Look for the string "JSON" in the lines and copy each line that has it.

*Stored data:*
★ ★ ★
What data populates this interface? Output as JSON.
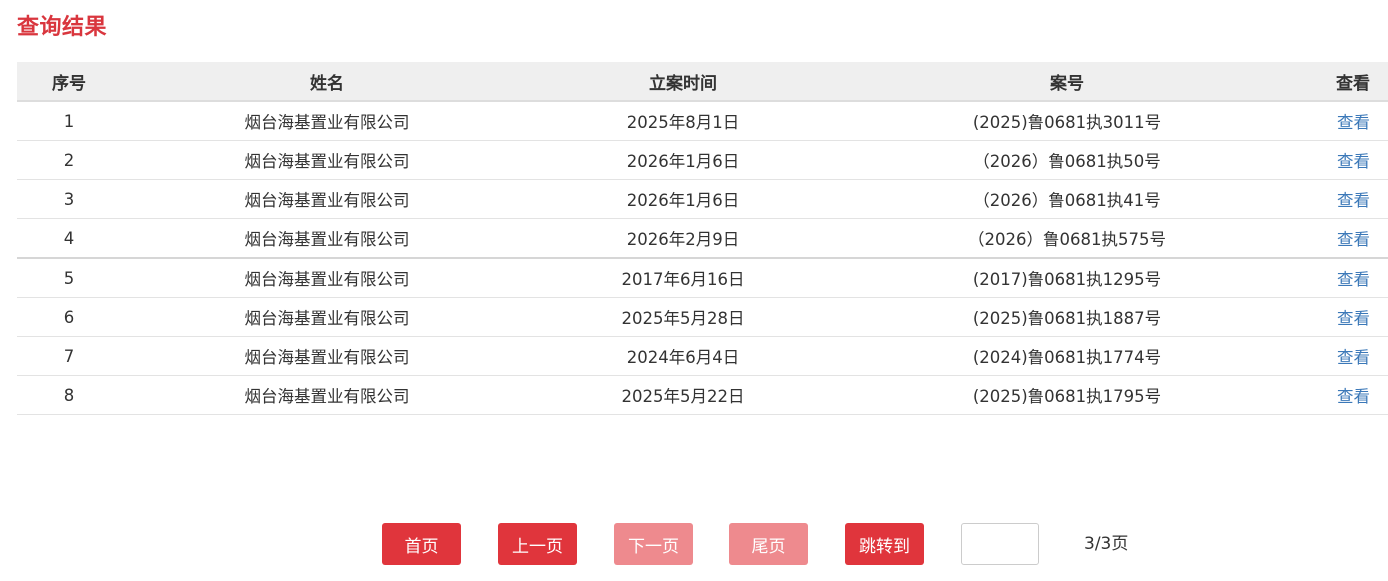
{
  "page": {
    "title": "查询结果"
  },
  "table": {
    "headers": {
      "index": "序号",
      "name": "姓名",
      "date": "立案时间",
      "case_no": "案号",
      "view": "查看"
    },
    "rows": [
      {
        "index": "1",
        "name": "烟台海基置业有限公司",
        "date": "2025年8月1日",
        "case_no": "(2025)鲁0681执3011号",
        "view": "查看"
      },
      {
        "index": "2",
        "name": "烟台海基置业有限公司",
        "date": "2026年1月6日",
        "case_no": "（2026）鲁0681执50号",
        "view": "查看"
      },
      {
        "index": "3",
        "name": "烟台海基置业有限公司",
        "date": "2026年1月6日",
        "case_no": "（2026）鲁0681执41号",
        "view": "查看"
      },
      {
        "index": "4",
        "name": "烟台海基置业有限公司",
        "date": "2026年2月9日",
        "case_no": "（2026）鲁0681执575号",
        "view": "查看"
      },
      {
        "index": "5",
        "name": "烟台海基置业有限公司",
        "date": "2017年6月16日",
        "case_no": "(2017)鲁0681执1295号",
        "view": "查看"
      },
      {
        "index": "6",
        "name": "烟台海基置业有限公司",
        "date": "2025年5月28日",
        "case_no": "(2025)鲁0681执1887号",
        "view": "查看"
      },
      {
        "index": "7",
        "name": "烟台海基置业有限公司",
        "date": "2024年6月4日",
        "case_no": "(2024)鲁0681执1774号",
        "view": "查看"
      },
      {
        "index": "8",
        "name": "烟台海基置业有限公司",
        "date": "2025年5月22日",
        "case_no": "(2025)鲁0681执1795号",
        "view": "查看"
      }
    ]
  },
  "pagination": {
    "first_label": "首页",
    "prev_label": "上一页",
    "next_label": "下一页",
    "last_label": "尾页",
    "jump_label": "跳转到",
    "jump_value": "",
    "page_info": "3/3页"
  },
  "colors": {
    "accent": "#e0353c",
    "disabled": "#ee8a8e",
    "title": "#d9363e",
    "link": "#3b78b8",
    "header_bg": "#efefef"
  }
}
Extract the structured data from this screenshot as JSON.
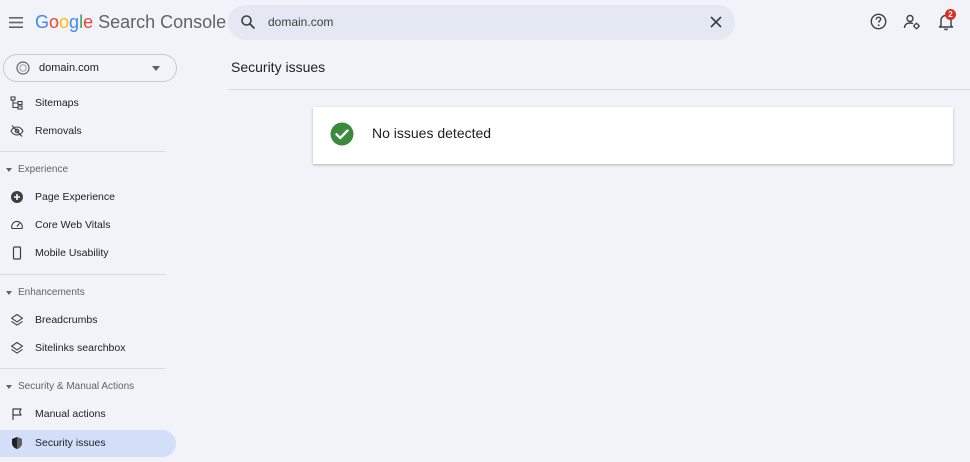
{
  "header": {
    "logo_google": "Google",
    "logo_product": "Search Console",
    "search_value": "domain.com",
    "notification_count": "2",
    "colors": {
      "google_blue": "#4285f4",
      "google_red": "#ea4335",
      "google_yellow": "#fbbc05",
      "google_green": "#34a853",
      "badge_red": "#d93025"
    }
  },
  "property": {
    "label": "domain.com"
  },
  "sidebar": {
    "top_items": [
      {
        "label": "Sitemaps",
        "icon": "sitemap-icon"
      },
      {
        "label": "Removals",
        "icon": "eye-off-icon"
      }
    ],
    "experience": {
      "title": "Experience",
      "items": [
        {
          "label": "Page Experience",
          "icon": "plus-circle-icon"
        },
        {
          "label": "Core Web Vitals",
          "icon": "speed-gauge-icon"
        },
        {
          "label": "Mobile Usability",
          "icon": "phone-icon"
        }
      ]
    },
    "enhancements": {
      "title": "Enhancements",
      "items": [
        {
          "label": "Breadcrumbs",
          "icon": "layers-icon"
        },
        {
          "label": "Sitelinks searchbox",
          "icon": "layers-icon"
        }
      ]
    },
    "security": {
      "title": "Security & Manual Actions",
      "items": [
        {
          "label": "Manual actions",
          "icon": "flag-icon"
        },
        {
          "label": "Security issues",
          "icon": "shield-icon",
          "active": true
        }
      ]
    }
  },
  "main": {
    "title": "Security issues",
    "status_message": "No issues detected",
    "status_color": "#3c8a3e"
  }
}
★ ★ ★
*IN RESPONSE:*
What data populates this interface? Output as JSON.
Extract the structured data from this screenshot as JSON.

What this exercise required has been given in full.